:: MATERIAL PROVIDED

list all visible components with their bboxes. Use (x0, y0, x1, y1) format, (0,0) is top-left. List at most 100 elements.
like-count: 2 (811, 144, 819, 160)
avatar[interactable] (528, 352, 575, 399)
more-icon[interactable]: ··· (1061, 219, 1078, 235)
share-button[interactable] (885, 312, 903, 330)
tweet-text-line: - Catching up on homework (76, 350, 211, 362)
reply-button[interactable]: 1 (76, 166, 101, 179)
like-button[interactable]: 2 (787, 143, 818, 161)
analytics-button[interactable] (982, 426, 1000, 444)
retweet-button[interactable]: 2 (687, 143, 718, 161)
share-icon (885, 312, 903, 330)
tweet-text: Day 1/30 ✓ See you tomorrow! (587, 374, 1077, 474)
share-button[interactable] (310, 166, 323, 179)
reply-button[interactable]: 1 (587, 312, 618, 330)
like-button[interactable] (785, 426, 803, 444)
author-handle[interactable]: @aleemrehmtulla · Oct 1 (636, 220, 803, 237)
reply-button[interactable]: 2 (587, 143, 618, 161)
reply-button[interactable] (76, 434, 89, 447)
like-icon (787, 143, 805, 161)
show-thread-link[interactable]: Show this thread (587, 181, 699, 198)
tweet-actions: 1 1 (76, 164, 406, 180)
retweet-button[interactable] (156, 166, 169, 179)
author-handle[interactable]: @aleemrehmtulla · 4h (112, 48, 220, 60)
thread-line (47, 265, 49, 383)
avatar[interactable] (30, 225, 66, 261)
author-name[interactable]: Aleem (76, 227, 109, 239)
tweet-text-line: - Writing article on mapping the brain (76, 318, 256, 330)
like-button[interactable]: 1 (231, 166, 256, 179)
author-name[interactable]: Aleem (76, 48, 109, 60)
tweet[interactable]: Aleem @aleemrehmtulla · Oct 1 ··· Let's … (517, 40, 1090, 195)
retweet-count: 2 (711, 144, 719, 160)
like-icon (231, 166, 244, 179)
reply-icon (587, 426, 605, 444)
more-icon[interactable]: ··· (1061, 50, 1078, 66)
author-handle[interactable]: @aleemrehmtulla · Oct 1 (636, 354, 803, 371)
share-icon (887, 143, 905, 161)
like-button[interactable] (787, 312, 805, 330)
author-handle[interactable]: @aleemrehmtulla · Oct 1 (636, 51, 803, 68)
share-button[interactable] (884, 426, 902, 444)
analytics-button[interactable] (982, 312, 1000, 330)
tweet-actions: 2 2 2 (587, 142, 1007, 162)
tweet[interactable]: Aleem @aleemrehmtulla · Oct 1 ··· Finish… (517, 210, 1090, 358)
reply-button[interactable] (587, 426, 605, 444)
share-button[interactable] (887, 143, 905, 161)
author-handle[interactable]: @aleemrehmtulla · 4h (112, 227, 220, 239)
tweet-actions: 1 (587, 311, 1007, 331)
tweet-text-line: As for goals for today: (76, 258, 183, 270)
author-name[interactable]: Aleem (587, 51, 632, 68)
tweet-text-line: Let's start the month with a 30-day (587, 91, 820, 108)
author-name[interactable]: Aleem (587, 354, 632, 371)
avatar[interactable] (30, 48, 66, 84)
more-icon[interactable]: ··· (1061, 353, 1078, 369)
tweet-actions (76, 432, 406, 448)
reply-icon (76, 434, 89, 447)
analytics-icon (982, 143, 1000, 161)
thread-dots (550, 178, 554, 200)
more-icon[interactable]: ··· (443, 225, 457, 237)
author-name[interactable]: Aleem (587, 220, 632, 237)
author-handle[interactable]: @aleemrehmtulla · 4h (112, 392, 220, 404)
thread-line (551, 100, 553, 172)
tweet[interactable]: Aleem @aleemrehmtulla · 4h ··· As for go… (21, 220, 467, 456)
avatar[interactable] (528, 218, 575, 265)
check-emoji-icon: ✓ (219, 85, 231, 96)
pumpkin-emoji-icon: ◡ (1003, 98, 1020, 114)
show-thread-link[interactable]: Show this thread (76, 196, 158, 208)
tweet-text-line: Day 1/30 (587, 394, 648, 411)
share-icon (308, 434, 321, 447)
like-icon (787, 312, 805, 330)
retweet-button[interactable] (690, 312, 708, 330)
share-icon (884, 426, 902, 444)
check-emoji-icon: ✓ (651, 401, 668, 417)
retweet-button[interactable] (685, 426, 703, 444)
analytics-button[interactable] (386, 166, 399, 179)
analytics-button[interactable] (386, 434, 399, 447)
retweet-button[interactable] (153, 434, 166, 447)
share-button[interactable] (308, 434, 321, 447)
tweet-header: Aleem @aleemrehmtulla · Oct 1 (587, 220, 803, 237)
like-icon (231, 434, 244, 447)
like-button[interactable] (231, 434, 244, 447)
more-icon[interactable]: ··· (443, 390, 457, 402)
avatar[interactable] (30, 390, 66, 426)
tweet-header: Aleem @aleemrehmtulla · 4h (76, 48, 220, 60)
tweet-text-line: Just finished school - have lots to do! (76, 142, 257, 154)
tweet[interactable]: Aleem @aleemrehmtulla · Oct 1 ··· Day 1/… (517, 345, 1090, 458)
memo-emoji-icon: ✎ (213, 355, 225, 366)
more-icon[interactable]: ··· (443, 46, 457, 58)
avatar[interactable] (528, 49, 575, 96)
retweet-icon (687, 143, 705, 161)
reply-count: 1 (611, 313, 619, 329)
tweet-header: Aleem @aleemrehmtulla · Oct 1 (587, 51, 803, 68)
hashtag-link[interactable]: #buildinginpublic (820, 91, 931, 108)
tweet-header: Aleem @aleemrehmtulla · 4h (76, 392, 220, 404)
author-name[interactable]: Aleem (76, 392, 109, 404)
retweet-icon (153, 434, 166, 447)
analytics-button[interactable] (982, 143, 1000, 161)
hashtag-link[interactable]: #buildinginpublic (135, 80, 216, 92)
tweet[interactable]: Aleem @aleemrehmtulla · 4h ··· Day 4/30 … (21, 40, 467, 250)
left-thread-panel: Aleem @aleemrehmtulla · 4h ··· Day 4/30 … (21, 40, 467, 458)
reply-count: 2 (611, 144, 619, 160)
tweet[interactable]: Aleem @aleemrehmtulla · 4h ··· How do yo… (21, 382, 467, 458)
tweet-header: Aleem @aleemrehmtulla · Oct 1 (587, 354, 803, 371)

::::

Repeat the records word for word, starting at the first line and stopping after the line that contains "like-button[interactable] (785, 426, 803, 444)".

list all visible components with their bboxes. Use (x0, y0, x1, y1) format, (0,0) is top-left. List at most 100 elements.
like-count: 2 (811, 144, 819, 160)
avatar[interactable] (528, 352, 575, 399)
more-icon[interactable]: ··· (1061, 219, 1078, 235)
share-button[interactable] (885, 312, 903, 330)
tweet-text-line: - Catching up on homework (76, 350, 211, 362)
reply-button[interactable]: 1 (76, 166, 101, 179)
like-button[interactable]: 2 (787, 143, 818, 161)
analytics-button[interactable] (982, 426, 1000, 444)
retweet-button[interactable]: 2 (687, 143, 718, 161)
share-icon (885, 312, 903, 330)
tweet-text: Day 1/30 ✓ See you tomorrow! (587, 374, 1077, 474)
share-button[interactable] (310, 166, 323, 179)
reply-button[interactable]: 1 (587, 312, 618, 330)
like-button[interactable] (785, 426, 803, 444)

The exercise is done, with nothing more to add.